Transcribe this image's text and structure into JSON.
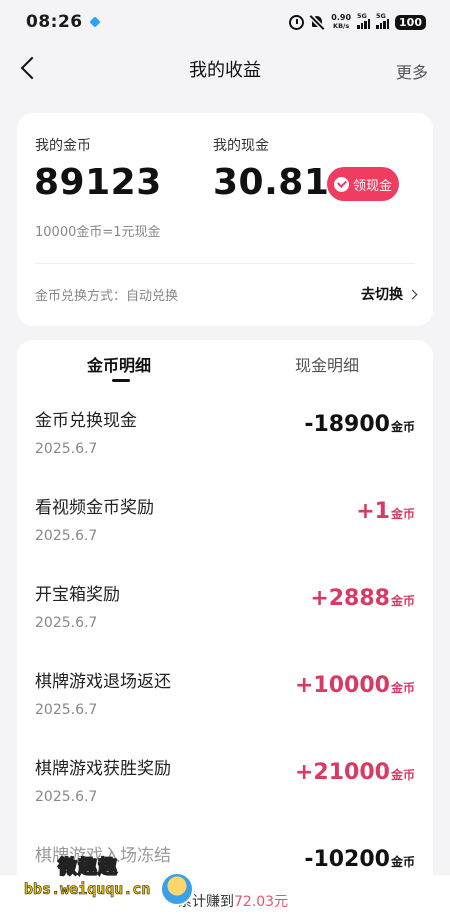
{
  "status_bar": {
    "time": "08:26",
    "net_speed_value": "0.90",
    "net_speed_unit": "KB/s",
    "signal_1_tag": "5G",
    "signal_2_tag": "5G",
    "battery": "100"
  },
  "header": {
    "title": "我的收益",
    "more": "更多"
  },
  "summary": {
    "coins_label": "我的金币",
    "coins_value": "89123",
    "cash_label": "我的现金",
    "cash_value": "30.81",
    "claim_button": "领现金",
    "rate_text": "10000金币=1元现金",
    "method_label": "金币兑换方式：自动兑换",
    "switch_link": "去切换"
  },
  "tabs": [
    {
      "label": "金币明细",
      "active": true
    },
    {
      "label": "现金明细",
      "active": false
    }
  ],
  "records": [
    {
      "title": "金币兑换现金",
      "date": "2025.6.7",
      "amount": "-18900",
      "unit": "金币",
      "sign": "neg"
    },
    {
      "title": "看视频金币奖励",
      "date": "2025.6.7",
      "amount": "+1",
      "unit": "金币",
      "sign": "pos"
    },
    {
      "title": "开宝箱奖励",
      "date": "2025.6.7",
      "amount": "+2888",
      "unit": "金币",
      "sign": "pos"
    },
    {
      "title": "棋牌游戏退场返还",
      "date": "2025.6.7",
      "amount": "+10000",
      "unit": "金币",
      "sign": "pos"
    },
    {
      "title": "棋牌游戏获胜奖励",
      "date": "2025.6.7",
      "amount": "+21000",
      "unit": "金币",
      "sign": "pos"
    },
    {
      "title": "棋牌游戏入场冻结",
      "date": "",
      "amount": "-10200",
      "unit": "金币",
      "sign": "neg"
    }
  ],
  "banner": {
    "prefix": "累计赚到",
    "amount": "72.03元"
  },
  "watermark": {
    "cn": "微趣趣",
    "url": "bbs.weiququ.cn"
  },
  "colors": {
    "accent": "#ef3c60",
    "positive": "#d93a64",
    "background": "#f4f4f6"
  }
}
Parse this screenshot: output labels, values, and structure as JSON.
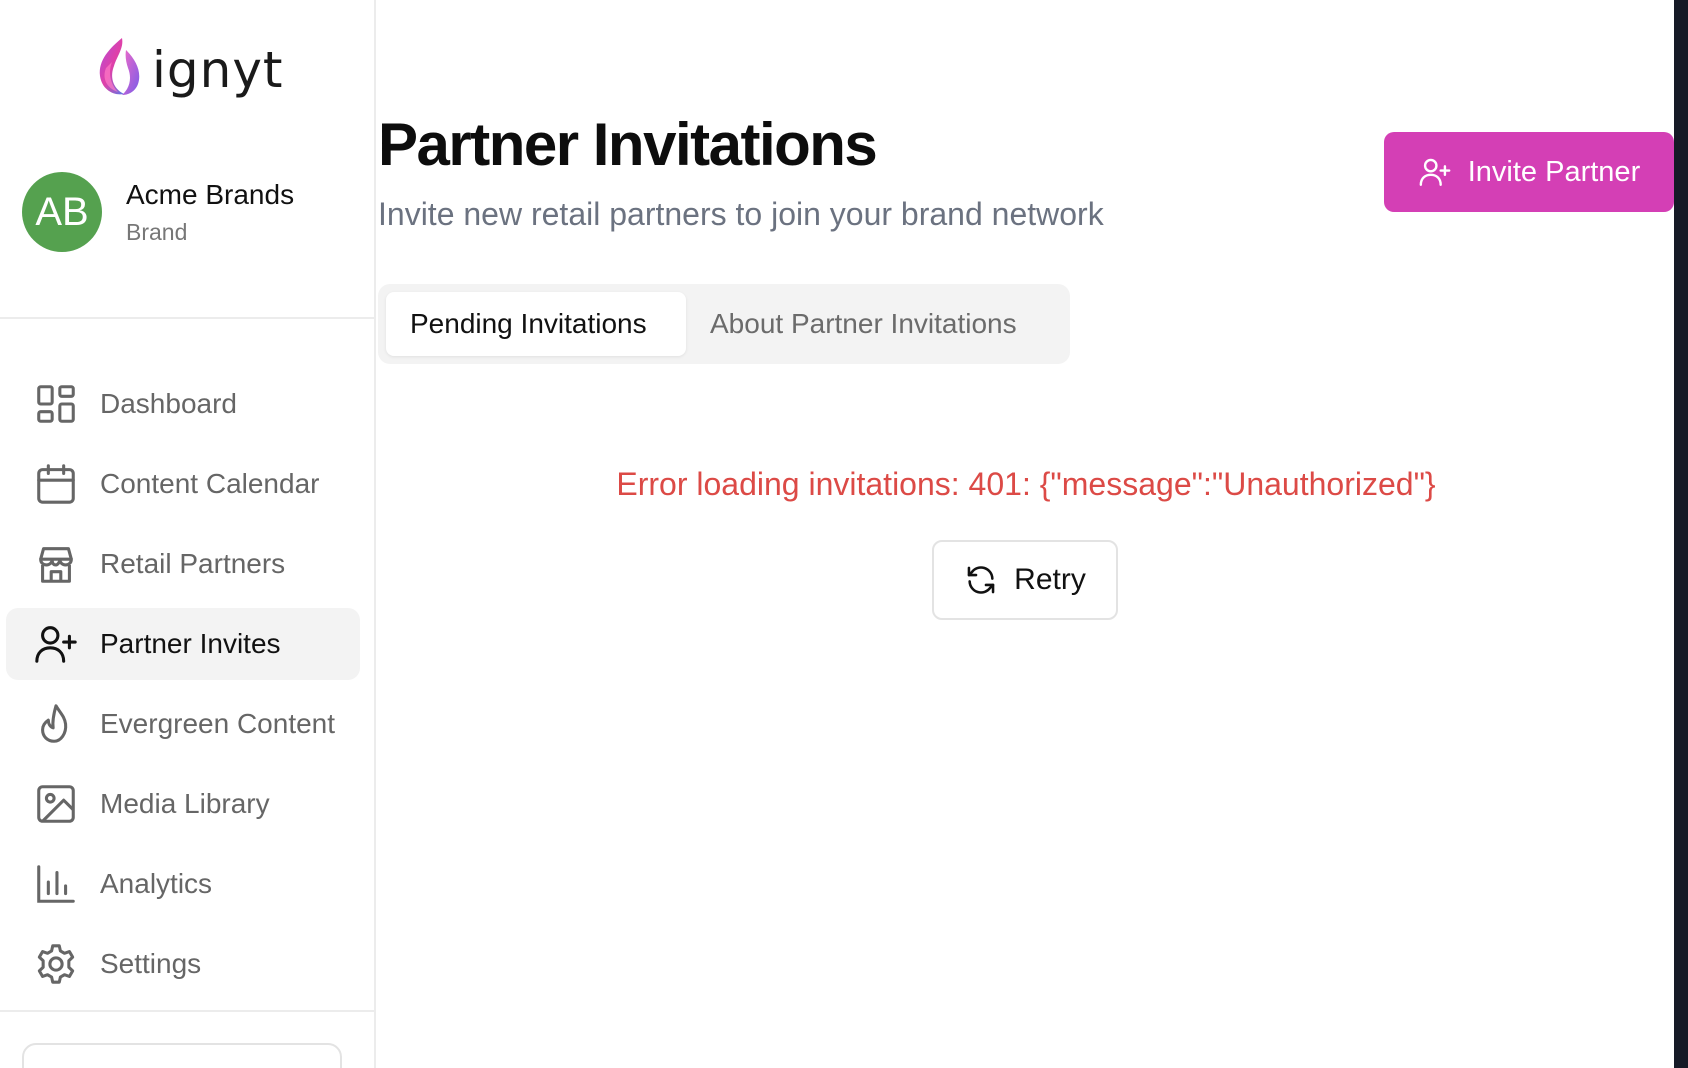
{
  "brand": {
    "logo_text": "ignyt"
  },
  "profile": {
    "initials": "AB",
    "name": "Acme Brands",
    "role": "Brand",
    "avatar_color": "#55a14f"
  },
  "sidebar": {
    "items": [
      {
        "label": "Dashboard",
        "icon": "grid-icon",
        "active": false
      },
      {
        "label": "Content Calendar",
        "icon": "calendar-icon",
        "active": false
      },
      {
        "label": "Retail Partners",
        "icon": "store-icon",
        "active": false
      },
      {
        "label": "Partner Invites",
        "icon": "user-plus-icon",
        "active": true
      },
      {
        "label": "Evergreen Content",
        "icon": "flame-icon",
        "active": false
      },
      {
        "label": "Media Library",
        "icon": "image-icon",
        "active": false
      },
      {
        "label": "Analytics",
        "icon": "bar-chart-icon",
        "active": false
      },
      {
        "label": "Settings",
        "icon": "gear-icon",
        "active": false
      }
    ]
  },
  "header": {
    "title": "Partner Invitations",
    "subtitle": "Invite new retail partners to join your brand network",
    "invite_button": "Invite Partner"
  },
  "tabs": [
    {
      "label": "Pending Invitations",
      "active": true
    },
    {
      "label": "About Partner Invitations",
      "active": false
    }
  ],
  "status": {
    "error_message": "Error loading invitations: 401: {\"message\":\"Unauthorized\"}",
    "retry_label": "Retry"
  },
  "colors": {
    "accent": "#d43fb5",
    "error": "#dc4a46",
    "muted_text": "#6b7280"
  }
}
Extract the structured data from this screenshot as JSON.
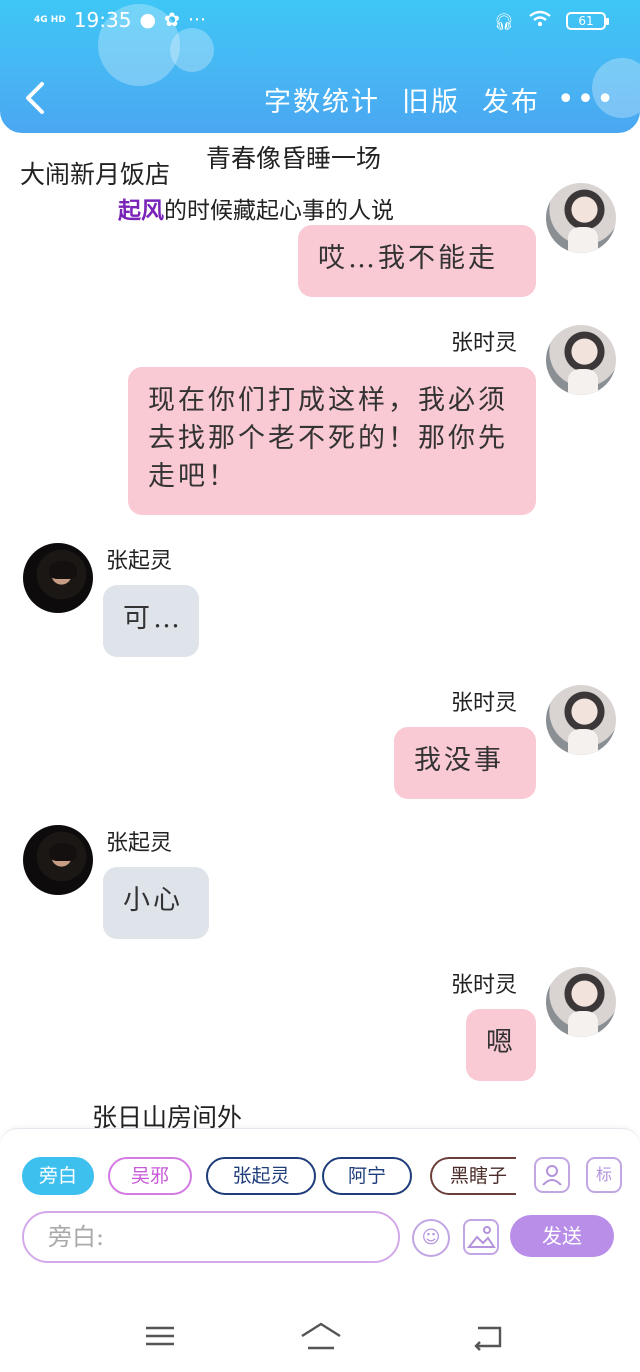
{
  "status_bar": {
    "network": "4G HD",
    "time": "19:35",
    "battery": "61"
  },
  "header": {
    "actions": [
      "字数统计",
      "旧版",
      "发布"
    ],
    "more": "•••"
  },
  "chat": {
    "scene_top": "大闹新月饭店",
    "song_title": "青春像昏睡一场",
    "lyric_highlight": "起风",
    "lyric_rest": "的时候藏起心事的人说",
    "messages": [
      {
        "side": "right",
        "name": "",
        "text": "哎…我不能走"
      },
      {
        "side": "right",
        "name": "张时灵",
        "text": "现在你们打成这样，我必须去找那个老不死的！那你先走吧！"
      },
      {
        "side": "left",
        "name": "张起灵",
        "text": "可…"
      },
      {
        "side": "right",
        "name": "张时灵",
        "text": "我没事"
      },
      {
        "side": "left",
        "name": "张起灵",
        "text": "小心"
      },
      {
        "side": "right",
        "name": "张时灵",
        "text": "嗯"
      }
    ],
    "scene_bottom": "张日山房间外"
  },
  "composer": {
    "roles": [
      "旁白",
      "吴邪",
      "张起灵",
      "阿宁",
      "黑瞎子"
    ],
    "tool_tag": "标",
    "input_placeholder": "旁白:",
    "send_label": "发送"
  },
  "colors": {
    "header": "#47b6f3",
    "right_bubble": "#f9c9d4",
    "left_bubble": "#dfe3ea",
    "send_button": "#b98ee8",
    "active_chip": "#3ec0ef"
  }
}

+===+

## INSTRUCTIONS TO FOLLOW
Read the entries and show each line that mentions "JSON".

## RIGHT ANSWER
Transcribe this image's text and structure into JSON.
Parse this screenshot: output labels, values, and structure as JSON.
Extract the structured data from this screenshot as JSON.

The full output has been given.